The FIT Common Read Program is designed to foster a sense of community by encouraging a shared intellectual experience across the college. Since 2014, a committee of faculty, staff, and administration has selected a book as recommended reading for incoming students to the Fashion Institute of Technology.

▶  Common Read Selection Criteria

A book that:

  • students will enjoy reading and find relevant;
  • will challenge students intellectually;
  • faculty members can incorporate into their course reading lists;
  • can be discussed across the disciplines;
  • has not already appeared on most high school reading lists;
  • does not exceed 300-350 pages;
  • is available in various formats and is accessible to all; and 
  • ideally, has a living author.

▶  2019-20 Common Read Selection Committee

Dr. Shadia Sachedina, Assistant Vice President for Student Success and Dean of Students (Co-chair)
Dr. Patrick Knisley, Dean for the School of Liberal Arts (Co-chair)
-*-
Problems:
a) According to the Common Read page, since what year has a committee chosen a book for incoming students?
b) List every selection criterion for a book given on the Common Read page.
The listing isn't needed for these tasks.
-*-
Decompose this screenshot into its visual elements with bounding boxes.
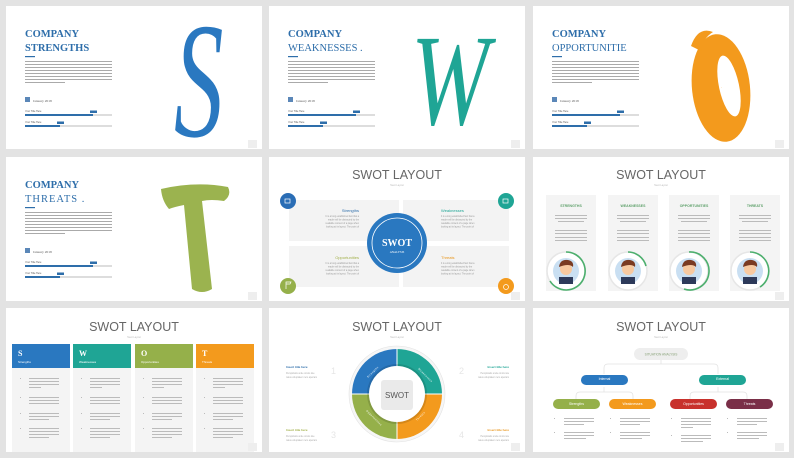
ring chart: SWOT — [385, 391, 409, 400]
side notes: Perspiciatis unde omnis iste — [286, 435, 315, 438]
internal / external: Internal — [599, 377, 611, 381]
quadrant boxes — [289, 200, 509, 287]
side notes: Insert title here — [487, 428, 509, 432]
date: January 2018 — [560, 99, 579, 103]
four categories: Weaknesses — [623, 402, 643, 406]
strengths text — [326, 208, 360, 228]
slide: swot personas: Swot Layout — [654, 184, 668, 187]
side notes: Perspiciatis unde omnis iste — [481, 435, 510, 438]
weaknesses text: Weaknesses — [441, 208, 464, 213]
slide: swot quadrants: Swot Layout — [390, 184, 404, 187]
strengths text: readable content of a page when — [326, 222, 360, 225]
column headers: Strengths — [18, 360, 31, 364]
body text — [555, 215, 771, 241]
side notes — [286, 365, 510, 442]
progress bars — [25, 261, 112, 278]
weaknesses text — [441, 208, 475, 228]
weaknesses text: readable content of a page when — [441, 222, 475, 225]
headings: THREATS — [747, 204, 764, 208]
title — [288, 29, 363, 54]
four categories: Strengths — [569, 402, 584, 406]
title — [25, 180, 85, 205]
column headers: W — [79, 349, 87, 358]
progress bars: Your Title Here — [25, 272, 42, 275]
title: THREATS . — [25, 194, 85, 205]
progress bars — [288, 110, 375, 127]
column headers: O — [141, 349, 147, 358]
column headers: Threats — [202, 360, 213, 364]
column cards — [546, 195, 780, 291]
progress bars: Your Title Here — [25, 110, 42, 113]
four categories: Threats — [744, 402, 756, 406]
four categories: Opportunities — [683, 402, 704, 406]
side notes: 4 — [459, 430, 464, 440]
side notes: 2 — [459, 366, 464, 376]
date — [25, 248, 52, 254]
progress bars: Your Title Here — [552, 110, 569, 113]
side notes: Perspiciatis unde omnis iste — [481, 372, 510, 375]
center circle — [367, 213, 427, 273]
center circle: SWOT — [382, 238, 412, 249]
strengths text: Strengths — [342, 208, 359, 213]
slide: company opportunities — [533, 6, 789, 149]
situation analysis pill: SITUATION ANALYSIS — [645, 352, 677, 356]
weaknesses text: It is a long established fact that a — [441, 215, 475, 218]
big letter W: W — [411, 8, 496, 153]
side notes: Perspiciatis unde omnis iste — [286, 372, 315, 375]
side notes: Insert title here — [286, 365, 308, 369]
date: January 2018 — [33, 250, 52, 254]
title: SWOT LAYOUT — [89, 320, 179, 334]
ring chart: Strengths — [367, 366, 380, 379]
bullet text — [554, 418, 767, 442]
opportunities text: Opportunities — [335, 255, 359, 260]
strengths text: It is a long established fact that a — [326, 215, 360, 218]
progress bars: Your Title Here — [25, 121, 42, 124]
column headers — [12, 344, 254, 368]
weaknesses text: reader will be distracted by the — [441, 218, 473, 222]
headings: OPPORTUNITIES — [680, 204, 709, 208]
date — [552, 97, 579, 103]
column headers: T — [202, 349, 208, 358]
paragraph — [25, 212, 112, 234]
center circle: ANALYSIS — [390, 250, 405, 254]
title: OPPORTUNITIE — [552, 43, 627, 54]
situation analysis pill — [634, 348, 688, 360]
side notes: natus voluptatem rem aperiam — [478, 376, 509, 379]
opportunities text — [326, 255, 360, 276]
paragraph — [552, 61, 639, 83]
bullet lists — [20, 378, 243, 438]
slide: company threats — [6, 157, 262, 301]
slide: swot columns — [6, 308, 262, 452]
progress bars — [552, 110, 639, 127]
big letter T: T — [196, 236, 197, 238]
opportunities text: reader will be distracted by the — [328, 266, 360, 268]
big letter T — [161, 184, 229, 292]
side notes: 1 — [331, 366, 336, 376]
title — [25, 29, 89, 54]
threats text: readable content of a page when — [441, 269, 475, 272]
weaknesses text: looking at its layout. The point of — [441, 226, 474, 228]
ring chart: Opportunities — [365, 410, 383, 427]
opportunities text: It is a long established fact that a — [326, 262, 360, 265]
strengths text: reader will be distracted by the — [328, 218, 360, 222]
headings: STRENGTHS — [560, 204, 582, 208]
headings — [560, 204, 764, 208]
big letter O: O — [721, 87, 722, 89]
progress bars: Your Title Here — [25, 261, 42, 264]
slide: swot columns: Swot Layout — [127, 336, 141, 339]
column headers: Weaknesses — [79, 360, 97, 364]
title: SWOT LAYOUT — [616, 320, 706, 334]
opportunities text: readable content of a page when — [326, 269, 360, 272]
opportunities text: looking at its layout. The point of — [326, 272, 359, 276]
ring chart: Threats — [416, 411, 426, 422]
threats text — [441, 255, 475, 276]
big letter O — [687, 31, 755, 145]
headings: WEAKNESSES — [621, 204, 646, 208]
threats text: Threats — [441, 255, 455, 260]
date — [288, 97, 315, 103]
title — [552, 29, 627, 54]
avatars — [547, 252, 769, 290]
ring chart: Weaknesses — [417, 368, 433, 384]
side notes: natus voluptatem rem aperiam — [286, 439, 317, 442]
date: January 2018 — [33, 99, 52, 103]
slide: swot tree: Swot Layout — [654, 336, 668, 339]
title: SWOT LAYOUT — [616, 168, 706, 182]
threats text: reader will be distracted by the — [441, 266, 473, 268]
strengths text: looking at its layout. The point of — [326, 226, 359, 228]
internal / external — [581, 375, 746, 385]
side notes: natus voluptatem rem aperiam — [286, 376, 317, 379]
slide: swot quadrants — [269, 157, 525, 301]
title: COMPANY — [552, 29, 606, 40]
slide: swot tree — [533, 308, 789, 452]
slide: swot ring — [269, 308, 525, 452]
ring chart — [349, 346, 445, 442]
side notes: 3 — [331, 430, 336, 440]
connectors — [576, 360, 747, 399]
side notes: Insert title here — [487, 365, 509, 369]
side notes: Insert title here — [286, 428, 308, 432]
title: WEAKNESSES . — [288, 43, 363, 54]
threats text: It is a long established fact that a — [441, 262, 475, 265]
slide: swot ring: Swot Layout — [390, 336, 404, 339]
four categories — [553, 399, 773, 409]
side notes: natus voluptatem rem aperiam — [478, 439, 509, 442]
column headers: Opportunities — [141, 360, 159, 364]
progress bars — [25, 110, 112, 127]
title: COMPANY — [25, 29, 79, 40]
column bodies — [12, 368, 254, 452]
title: STRENGTHS — [25, 43, 89, 54]
date: January 2018 — [296, 99, 315, 103]
internal / external: External — [716, 377, 729, 381]
icons — [280, 193, 514, 294]
progress bars: Your Title Here — [288, 110, 305, 113]
paragraph — [25, 61, 112, 83]
slide: company weaknesses — [269, 6, 525, 153]
title: COMPANY — [288, 29, 342, 40]
column headers: S — [18, 349, 23, 358]
slide: swot personas — [533, 157, 789, 301]
title: SWOT LAYOUT — [352, 168, 442, 182]
date — [25, 97, 52, 103]
title: SWOT LAYOUT — [352, 320, 442, 334]
threats text: looking at its layout. The point of — [441, 272, 474, 276]
progress bars: Your Title Here — [552, 121, 569, 124]
paragraph — [288, 61, 375, 83]
progress bars: Your Title Here — [288, 121, 305, 124]
slide: company strengths — [6, 0, 262, 172]
title: COMPANY — [25, 180, 79, 191]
-*-
Solved problems:
a) 2014

b)
- Students will enjoy reading it and find it relevant
- It will challenge students intellectually
- Faculty members can incorporate it into their course reading lists
- It can be discussed across the disciplines
- It has not already appeared on most high school reading lists
- It does not exceed 300-350 pages
- It is available in various formats and is accessible to all
- Ideally, it has a living author